Requirement 1: Name each technology that the Sony web transformation entry gives for the modern web platform.
Requirement 2: From the Sony web transformation entry, write out everything from "Development Manager /" down to "inconsistent customer experiences.".

Agency: Publicis Sapient (embedded agency model)

Agency: Publicis Sapient (embedded agency model)

Sep 2013 – Jun 2015

Sony — Global Web Transformation

Development Manager / Technical Architect

Joined Sony's Global Web Transformation initiative as Development Manager and Technical Architect, augmenting Sony's internal program team within an embedded agency model. Responsible for technical delivery leadership, agile facilitation, and platform integration across a large, globally distributed organization.

Program Context

  • Sony established a Global Design & Delivery Center in San Francisco composed of Sony, Sapient, and contractor teams across Design, UX, Development, Ops, and Production.
  • Mandate was to unify fragmented global Sony web properties—operated independently by subsidiaries and regions—into a single design system and shared CMS to address brand drift and inconsistent customer experiences.

Colleague Notes

Key Contributions

  • Managed and led the core development team, providing technical oversight, delivery planning, and agile process facilitation.
  • Served as technical architect for a modern web platform leveraging Node.js, Jade, JSON-based services, MongoDB, and Scala-based backend services.
  • Partnered with Sony stakeholders to integrate the new platform and architecture into the broader Global Web Transformation roadmap.

Collected material:
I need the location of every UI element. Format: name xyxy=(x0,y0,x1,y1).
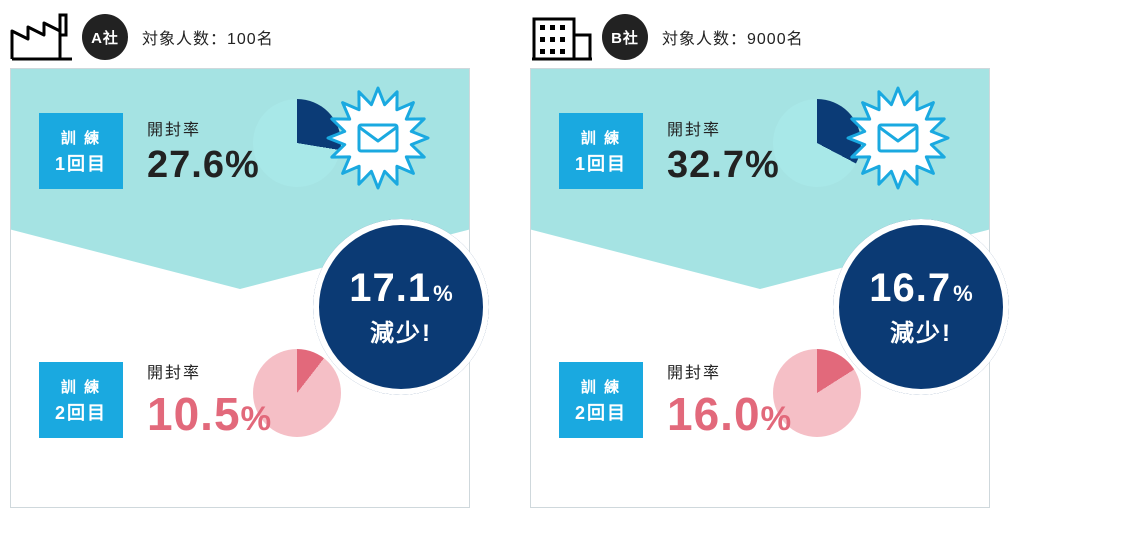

Written response 1:
Node.js
Jade
JSON-based services
MongoDB
Scala-based backend services

Written response 2:
Development Manager / Technical Architect

Joined Sony's Global Web Transformation initiative as Development Manager and Technical Architect, augmenting Sony's internal program team within an embedded agency model. Responsible for technical delivery leadership, agile facilitation, and platform integration across a large, globally distributed organization.

Program Context

  • Sony established a Global Design & Delivery Center in San Francisco composed of Sony, Sapient, and contractor teams across Design, UX, Development, Ops, and Production.
  • Mandate was to unify fragmented global Sony web properties—operated independently by subsidiaries and regions—into a single design system and shared CMS to address brand drift and inconsistent customer experiences.